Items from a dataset
--

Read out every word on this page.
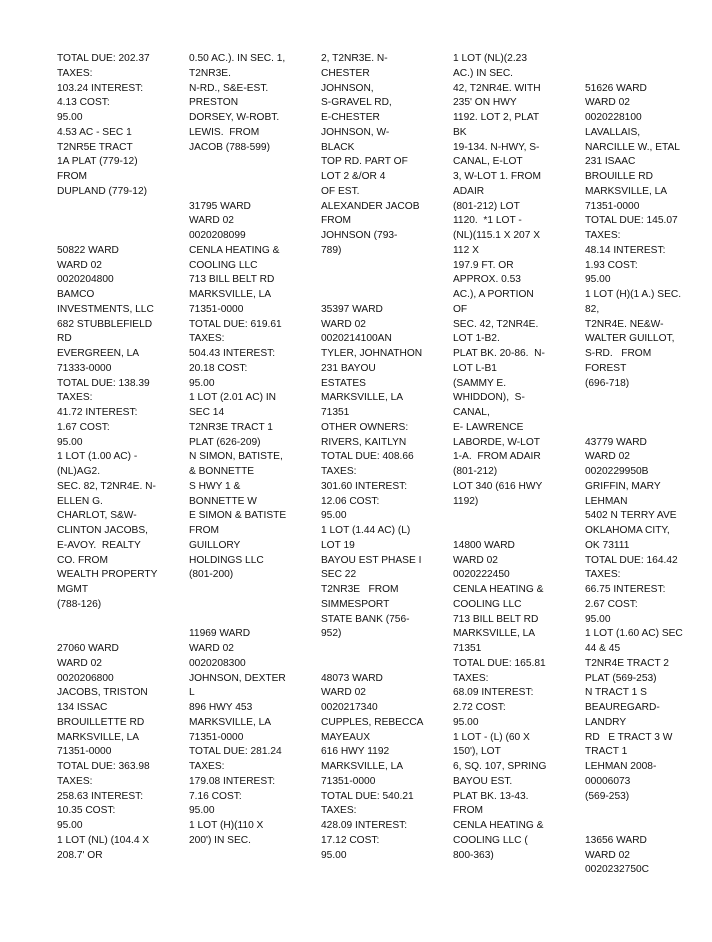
TOTAL DUE: 202.37
TAXES:
103.24 INTEREST:
4.13 COST:
95.00
4.53 AC - SEC 1
T2NR5E TRACT
1A PLAT (779-12)
FROM
DUPLAND (779-12)
50822 WARD
WARD 02
0020204800
BAMCO
INVESTMENTS, LLC
682 STUBBLEFIELD
RD
EVERGREEN, LA
71333-0000
TOTAL DUE: 138.39
TAXES:
41.72 INTEREST:
1.67 COST:
95.00
1 LOT (1.00 AC) -
(NL)AG2.
SEC. 82, T2NR4E. N-
ELLEN G.
CHARLOT, S&W-
CLINTON JACOBS,
E-AVOY.  REALTY
CO. FROM
WEALTH PROPERTY
MGMT
(788-126)
27060 WARD
WARD 02
0020206800
JACOBS, TRISTON
134 ISSAC
BROUILLETTE RD
MARKSVILLE, LA
71351-0000
TOTAL DUE: 363.98
TAXES:
258.63 INTEREST:
10.35 COST:
95.00
1 LOT (NL) (104.4 X
208.7' OR
0.50 AC.). IN SEC. 1,
T2NR3E.
N-RD., S&E-EST.
PRESTON
DORSEY, W-ROBT.
LEWIS.  FROM
JACOB (788-599)
31795 WARD
WARD 02
0020208099
CENLA HEATING &
COOLING LLC
713 BILL BELT RD
MARKSVILLE, LA
71351-0000
TOTAL DUE: 619.61
TAXES:
504.43 INTEREST:
20.18 COST:
95.00
1 LOT (2.01 AC) IN
SEC 14
T2NR3E TRACT 1
PLAT (626-209)
N SIMON, BATISTE,
& BONNETTE
S HWY 1 &
BONNETTE W
E SIMON & BATISTE
FROM
GUILLORY
HOLDINGS LLC
(801-200)
11969 WARD
WARD 02
0020208300
JOHNSON, DEXTER
L
896 HWY 453
MARKSVILLE, LA
71351-0000
TOTAL DUE: 281.24
TAXES:
179.08 INTEREST:
7.16 COST:
95.00
1 LOT (H)(110 X
200') IN SEC.
2, T2NR3E. N-
CHESTER
JOHNSON,
S-GRAVEL RD,
E-CHESTER
JOHNSON, W-
BLACK
TOP RD. PART OF
LOT 2 &/OR 4
OF EST.
ALEXANDER JACOB
FROM
JOHNSON (793-
789)
35397 WARD
WARD 02
0020214100AN
TYLER, JOHNATHON
231 BAYOU
ESTATES
MARKSVILLE, LA
71351
OTHER OWNERS:
RIVERS, KAITLYN
TOTAL DUE: 408.66
TAXES:
301.60 INTEREST:
12.06 COST:
95.00
1 LOT (1.44 AC) (L)
LOT 19
BAYOU EST PHASE I
SEC 22
T2NR3E   FROM
SIMMESPORT
STATE BANK (756-
952)
48073 WARD
WARD 02
0020217340
CUPPLES, REBECCA
MAYEAUX
616 HWY 1192
MARKSVILLE, LA
71351-0000
TOTAL DUE: 540.21
TAXES:
428.09 INTEREST:
17.12 COST:
95.00
1 LOT (NL)(2.23
AC.) IN SEC.
42, T2NR4E. WITH
235' ON HWY
1192. LOT 2, PLAT
BK
19-134. N-HWY, S-
CANAL, E-LOT
3, W-LOT 1. FROM
ADAIR
(801-212) LOT
1120.  *1 LOT -
(NL)(115.1 X 207 X
112 X
197.9 FT. OR
APPROX. 0.53
AC.), A PORTION
OF
SEC. 42, T2NR4E.
LOT 1-B2.
PLAT BK. 20-86.  N-
LOT L-B1
(SAMMY E.
WHIDDON),  S-
CANAL,
E- LAWRENCE
LABORDE, W-LOT
1-A.  FROM ADAIR
(801-212)
LOT 340 (616 HWY
1192)
14800 WARD
WARD 02
0020222450
CENLA HEATING &
COOLING LLC
713 BILL BELT RD
MARKSVILLE, LA
71351
TOTAL DUE: 165.81
TAXES:
68.09 INTEREST:
2.72 COST:
95.00
1 LOT - (L) (60 X
150'), LOT
6, SQ. 107, SPRING
BAYOU EST.
PLAT BK. 13-43.
FROM
CENLA HEATING &
COOLING LLC (
800-363)
51626 WARD
WARD 02
0020228100
LAVALLAIS,
NARCILLE W., ETAL
231 ISAAC
BROUILLE RD
MARKSVILLE, LA
71351-0000
TOTAL DUE: 145.07
TAXES:
48.14 INTEREST:
1.93 COST:
95.00
1 LOT (H)(1 A.) SEC.
82,
T2NR4E. NE&W-
WALTER GUILLOT,
S-RD.   FROM
FOREST
(696-718)
43779 WARD
WARD 02
0020229950B
GRIFFIN, MARY
LEHMAN
5402 N TERRY AVE
OKLAHOMA CITY,
OK 73111
TOTAL DUE: 164.42
TAXES:
66.75 INTEREST:
2.67 COST:
95.00
1 LOT (1.60 AC) SEC
44 & 45
T2NR4E TRACT 2
PLAT (569-253)
N TRACT 1 S
BEAUREGARD-
LANDRY
RD   E TRACT 3 W
TRACT 1
LEHMAN 2008-
00006073
(569-253)
13656 WARD
WARD 02
0020232750C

--

*REQUIREMENTS*. From the data above, copy out every line with the string "TRACT" in it.

*WRITTEN ANSWER*.
T2NR5E TRACT
T2NR3E TRACT 1
T2NR4E TRACT 2
N TRACT 1 S
RD   E TRACT 3 W
TRACT 1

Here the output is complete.